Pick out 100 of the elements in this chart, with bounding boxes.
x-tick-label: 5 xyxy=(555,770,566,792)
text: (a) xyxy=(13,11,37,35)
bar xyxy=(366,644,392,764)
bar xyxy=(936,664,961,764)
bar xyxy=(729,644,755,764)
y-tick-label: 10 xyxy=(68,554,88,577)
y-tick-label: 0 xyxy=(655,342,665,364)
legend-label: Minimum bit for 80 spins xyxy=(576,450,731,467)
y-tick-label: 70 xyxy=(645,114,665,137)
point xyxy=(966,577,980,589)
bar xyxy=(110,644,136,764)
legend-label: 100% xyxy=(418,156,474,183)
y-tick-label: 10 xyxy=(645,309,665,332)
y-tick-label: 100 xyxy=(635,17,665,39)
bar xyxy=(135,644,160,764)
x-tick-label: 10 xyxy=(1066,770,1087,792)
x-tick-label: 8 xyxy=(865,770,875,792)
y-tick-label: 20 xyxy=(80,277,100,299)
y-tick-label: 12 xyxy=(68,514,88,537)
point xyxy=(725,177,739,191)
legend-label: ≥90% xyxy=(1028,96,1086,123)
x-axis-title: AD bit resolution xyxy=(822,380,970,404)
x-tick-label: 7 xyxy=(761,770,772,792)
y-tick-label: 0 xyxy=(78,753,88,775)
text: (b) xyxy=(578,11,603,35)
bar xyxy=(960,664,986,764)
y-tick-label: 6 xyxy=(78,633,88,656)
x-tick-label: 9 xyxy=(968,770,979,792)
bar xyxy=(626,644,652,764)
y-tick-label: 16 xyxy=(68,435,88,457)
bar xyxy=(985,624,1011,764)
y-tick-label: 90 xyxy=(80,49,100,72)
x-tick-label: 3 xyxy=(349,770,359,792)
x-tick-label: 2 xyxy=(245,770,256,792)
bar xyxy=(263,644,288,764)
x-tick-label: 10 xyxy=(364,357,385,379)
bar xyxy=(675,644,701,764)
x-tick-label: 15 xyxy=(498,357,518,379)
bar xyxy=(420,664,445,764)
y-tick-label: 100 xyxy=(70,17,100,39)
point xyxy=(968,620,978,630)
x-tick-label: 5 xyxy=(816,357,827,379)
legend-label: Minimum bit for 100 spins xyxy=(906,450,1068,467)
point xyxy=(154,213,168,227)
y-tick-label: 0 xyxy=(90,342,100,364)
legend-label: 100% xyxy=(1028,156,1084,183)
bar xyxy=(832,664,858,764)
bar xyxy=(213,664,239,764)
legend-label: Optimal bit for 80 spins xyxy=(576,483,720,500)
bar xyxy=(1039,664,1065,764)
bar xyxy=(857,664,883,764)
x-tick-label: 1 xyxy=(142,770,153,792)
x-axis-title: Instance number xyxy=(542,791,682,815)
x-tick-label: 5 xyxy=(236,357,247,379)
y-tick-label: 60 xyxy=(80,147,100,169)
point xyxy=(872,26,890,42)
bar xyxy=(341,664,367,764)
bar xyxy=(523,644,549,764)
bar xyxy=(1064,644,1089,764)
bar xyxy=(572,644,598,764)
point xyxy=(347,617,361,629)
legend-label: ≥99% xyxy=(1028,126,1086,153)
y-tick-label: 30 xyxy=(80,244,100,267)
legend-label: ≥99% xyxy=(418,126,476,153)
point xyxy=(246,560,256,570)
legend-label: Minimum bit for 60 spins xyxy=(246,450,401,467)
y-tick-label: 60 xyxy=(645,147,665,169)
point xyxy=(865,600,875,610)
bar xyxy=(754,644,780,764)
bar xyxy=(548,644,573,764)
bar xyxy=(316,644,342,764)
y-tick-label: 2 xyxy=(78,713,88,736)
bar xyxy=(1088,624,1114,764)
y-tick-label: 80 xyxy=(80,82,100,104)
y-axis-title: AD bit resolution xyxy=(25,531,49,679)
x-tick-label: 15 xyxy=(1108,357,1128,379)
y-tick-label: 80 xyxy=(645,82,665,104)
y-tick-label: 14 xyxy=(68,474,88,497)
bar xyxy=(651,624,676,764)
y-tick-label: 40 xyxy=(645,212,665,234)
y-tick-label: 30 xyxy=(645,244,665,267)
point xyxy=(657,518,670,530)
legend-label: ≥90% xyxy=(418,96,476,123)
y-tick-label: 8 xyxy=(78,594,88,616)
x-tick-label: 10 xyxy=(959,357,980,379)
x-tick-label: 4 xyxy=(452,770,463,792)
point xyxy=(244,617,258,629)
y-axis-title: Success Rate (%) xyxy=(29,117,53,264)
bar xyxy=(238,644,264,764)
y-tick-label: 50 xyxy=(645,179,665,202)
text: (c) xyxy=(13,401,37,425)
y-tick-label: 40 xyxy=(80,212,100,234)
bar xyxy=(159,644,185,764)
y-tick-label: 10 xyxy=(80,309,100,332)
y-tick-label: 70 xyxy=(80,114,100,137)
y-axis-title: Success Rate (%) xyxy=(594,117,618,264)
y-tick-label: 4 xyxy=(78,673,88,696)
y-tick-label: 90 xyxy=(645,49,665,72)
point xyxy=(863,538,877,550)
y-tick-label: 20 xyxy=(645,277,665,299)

- WHAT TO DO: Turn every line of the items above into a JSON list of strings, one string per line, skipping any blank lines.

- WRITTEN REPLY:
[
  "Pick out 100 of the elements in this chart, with bounding boxes.",
  "x-tick-label: 5 xyxy=(555,770,566,792)",
  "text: (a) xyxy=(13,11,37,35)",
  "bar xyxy=(366,644,392,764)",
  "bar xyxy=(936,664,961,764)",
  "bar xyxy=(729,644,755,764)",
  "y-tick-label: 10 xyxy=(68,554,88,577)",
  "y-tick-label: 0 xyxy=(655,342,665,364)",
  "legend-label: Minimum bit for 80 spins xyxy=(576,450,731,467)",
  "y-tick-label: 70 xyxy=(645,114,665,137)",
  "point xyxy=(966,577,980,589)",
  "bar xyxy=(110,644,136,764)",
  "legend-label: 100% xyxy=(418,156,474,183)",
  "y-tick-label: 10 xyxy=(645,309,665,332)",
  "y-tick-label: 100 xyxy=(635,17,665,39)",
  "bar xyxy=(135,644,160,764)",
  "x-tick-label: 10 xyxy=(1066,770,1087,792)",
  "x-tick-label: 8 xyxy=(865,770,875,792)",
  "y-tick-label: 20 xyxy=(80,277,100,299)",
  "y-tick-label: 12 xyxy=(68,514,88,537)",
  "point xyxy=(725,177,739,191)",
  "legend-label: ≥90% xyxy=(1028,96,1086,123)",
  "x-axis-title: AD bit resolution xyxy=(822,380,970,404)",
  "x-tick-label: 7 xyxy=(761,770,772,792)",
  "y-tick-label: 0 xyxy=(78,753,88,775)",
  "text: (b) xyxy=(578,11,603,35)",
  "bar xyxy=(960,664,986,764)",
  "y-tick-label: 6 xyxy=(78,633,88,656)",
  "x-tick-label: 9 xyxy=(968,770,979,792)",
  "bar xyxy=(626,644,652,764)",
  "y-tick-label: 16 xyxy=(68,435,88,457)",
  "bar xyxy=(985,624,1011,764)",
  "y-tick-label: 90 xyxy=(80,49,100,72)",
  "x-tick-label: 3 xyxy=(349,770,359,792)",
  "x-tick-label: 2 xyxy=(245,770,256,792)",
  "bar xyxy=(263,644,288,764)",
  "x-tick-label: 10 xyxy=(364,357,385,379)",
  "bar xyxy=(675,644,701,764)",
  "x-tick-label: 15 xyxy=(498,357,518,379)",
  "bar xyxy=(420,664,445,764)",
  "y-tick-label: 100 xyxy=(70,17,100,39)",
  "point xyxy=(968,620,978,630)",
  "x-tick-label: 5 xyxy=(816,357,827,379)",
  "legend-label: Minimum bit for 100 spins xyxy=(906,450,1068,467)",
  "point xyxy=(154,213,168,227)",
  "y-tick-label: 0 xyxy=(90,342,100,364)",
  "legend-label: 100% xyxy=(1028,156,1084,183)",
  "bar xyxy=(832,664,858,764)",
  "bar xyxy=(213,664,239,764)",
  "legend-label: Optimal bit for 80 spins xyxy=(576,483,720,500)",
  "bar xyxy=(1039,664,1065,764)",
  "bar xyxy=(857,664,883,764)",
  "x-tick-label: 1 xyxy=(142,770,153,792)",
  "x-axis-title: Instance number xyxy=(542,791,682,815)",
  "x-tick-label: 5 xyxy=(236,357,247,379)",
  "y-tick-label: 60 xyxy=(80,147,100,169)",
  "point xyxy=(872,26,890,42)",
  "bar xyxy=(341,664,367,764)",
  "bar xyxy=(523,644,549,764)",
  "bar xyxy=(1064,644,1089,764)",
  "bar xyxy=(572,644,598,764)",
  "point xyxy=(347,617,361,629)",
  "legend-label: ≥99% xyxy=(1028,126,1086,153)",
  "y-tick-label: 30 xyxy=(80,244,100,267)",
  "legend-label: ≥99% xyxy=(418,126,476,153)",
  "point xyxy=(246,560,256,570)",
  "legend-label: Minimum bit for 60 spins xyxy=(246,450,401,467)",
  "y-tick-label: 60 xyxy=(645,147,665,169)",
  "point xyxy=(865,600,875,610)",
  "bar xyxy=(754,644,780,764)",
  "bar xyxy=(548,644,573,764)",
  "bar xyxy=(316,644,342,764)",
  "y-tick-label: 2 xyxy=(78,713,88,736)",
  "bar xyxy=(1088,624,1114,764)",
  "y-tick-label: 80 xyxy=(80,82,100,104)",
  "y-axis-title: AD bit resolution xyxy=(25,531,49,679)",
  "x-tick-label: 15 xyxy=(1108,357,1128,379)",
  "y-tick-label: 80 xyxy=(645,82,665,104)",
  "y-tick-label: 14 xyxy=(68,474,88,497)",
  "bar xyxy=(651,624,676,764)",
  "y-tick-label: 40 xyxy=(645,212,665,234)",
  "y-tick-label: 30 xyxy=(645,244,665,267)",
  "point xyxy=(657,518,670,530)",
  "legend-label: ≥90% xyxy=(418,96,476,123)",
  "y-tick-label: 8 xyxy=(78,594,88,616)",
  "x-tick-label: 10 xyxy=(959,357,980,379)",
  "x-tick-label: 4 xyxy=(452,770,463,792)",
  "point xyxy=(244,617,258,629)",
  "y-axis-title: Success Rate (%) xyxy=(29,117,53,264)",
  "bar xyxy=(238,644,264,764)",
  "y-tick-label: 50 xyxy=(645,179,665,202)",
  "text: (c) xyxy=(13,401,37,425)",
  "y-tick-label: 40 xyxy=(80,212,100,234)",
  "bar xyxy=(159,644,185,764)",
  "y-tick-label: 10 xyxy=(80,309,100,332)",
  "y-tick-label: 70 xyxy=(80,114,100,137)",
  "y-axis-title: Success Rate (%) xyxy=(594,117,618,264)",
  "y-tick-label: 4 xyxy=(78,673,88,696)",
  "y-tick-label: 90 xyxy=(645,49,665,72)",
  "point xyxy=(863,538,877,550)",
  "y-tick-label: 20 xyxy=(645,277,665,299)"
]